◆ Data to use:
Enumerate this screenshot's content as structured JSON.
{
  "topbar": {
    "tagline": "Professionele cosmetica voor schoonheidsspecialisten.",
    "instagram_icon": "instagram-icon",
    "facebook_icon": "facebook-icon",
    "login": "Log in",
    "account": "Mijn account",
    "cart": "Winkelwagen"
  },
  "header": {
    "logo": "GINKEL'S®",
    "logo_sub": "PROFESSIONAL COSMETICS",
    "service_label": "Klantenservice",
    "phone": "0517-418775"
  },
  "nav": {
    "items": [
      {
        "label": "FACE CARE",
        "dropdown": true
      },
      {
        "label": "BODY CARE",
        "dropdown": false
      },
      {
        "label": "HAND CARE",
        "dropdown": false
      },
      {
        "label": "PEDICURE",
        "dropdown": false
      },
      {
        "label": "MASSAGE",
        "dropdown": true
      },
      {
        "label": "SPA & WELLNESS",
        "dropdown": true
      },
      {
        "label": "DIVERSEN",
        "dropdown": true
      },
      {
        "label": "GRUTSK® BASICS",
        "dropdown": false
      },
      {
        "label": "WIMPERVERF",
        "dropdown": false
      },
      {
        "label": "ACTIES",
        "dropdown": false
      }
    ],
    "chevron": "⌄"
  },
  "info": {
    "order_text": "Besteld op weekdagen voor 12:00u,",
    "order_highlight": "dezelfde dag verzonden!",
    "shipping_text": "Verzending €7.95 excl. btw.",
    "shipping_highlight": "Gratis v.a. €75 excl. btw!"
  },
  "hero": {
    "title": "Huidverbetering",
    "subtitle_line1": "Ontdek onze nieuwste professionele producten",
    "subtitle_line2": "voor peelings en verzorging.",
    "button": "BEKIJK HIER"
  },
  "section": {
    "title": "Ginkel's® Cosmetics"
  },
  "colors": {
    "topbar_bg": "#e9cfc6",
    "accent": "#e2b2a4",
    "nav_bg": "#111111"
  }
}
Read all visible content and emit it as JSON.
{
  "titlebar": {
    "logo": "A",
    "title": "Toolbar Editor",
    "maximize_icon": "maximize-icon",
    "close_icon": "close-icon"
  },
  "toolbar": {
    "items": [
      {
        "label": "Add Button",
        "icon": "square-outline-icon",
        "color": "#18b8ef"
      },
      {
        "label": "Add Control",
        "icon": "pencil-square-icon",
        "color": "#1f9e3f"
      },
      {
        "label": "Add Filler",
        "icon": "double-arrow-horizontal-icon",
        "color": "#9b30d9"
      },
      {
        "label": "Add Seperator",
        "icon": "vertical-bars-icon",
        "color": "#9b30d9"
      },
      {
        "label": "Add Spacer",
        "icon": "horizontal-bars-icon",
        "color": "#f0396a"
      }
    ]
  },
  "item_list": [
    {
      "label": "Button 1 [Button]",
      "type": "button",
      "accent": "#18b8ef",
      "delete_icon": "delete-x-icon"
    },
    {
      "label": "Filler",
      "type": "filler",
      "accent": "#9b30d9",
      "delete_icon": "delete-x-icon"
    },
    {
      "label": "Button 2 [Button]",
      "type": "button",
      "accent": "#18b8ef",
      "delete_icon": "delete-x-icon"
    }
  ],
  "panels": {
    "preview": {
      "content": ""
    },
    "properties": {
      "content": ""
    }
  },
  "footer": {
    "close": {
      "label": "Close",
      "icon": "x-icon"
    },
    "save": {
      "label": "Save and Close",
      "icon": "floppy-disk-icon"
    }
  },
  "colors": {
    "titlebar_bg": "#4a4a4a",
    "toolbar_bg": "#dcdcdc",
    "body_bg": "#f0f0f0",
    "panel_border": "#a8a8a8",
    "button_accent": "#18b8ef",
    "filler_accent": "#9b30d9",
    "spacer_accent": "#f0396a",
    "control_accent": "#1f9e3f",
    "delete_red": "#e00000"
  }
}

◆ Task requirements: List all lines in the material containing the string "excl".

◆ Worked answer:
    "shipping_text": "Verzending €7.95 excl. btw.",
    "shipping_highlight": "Gratis v.a. €75 excl. btw!"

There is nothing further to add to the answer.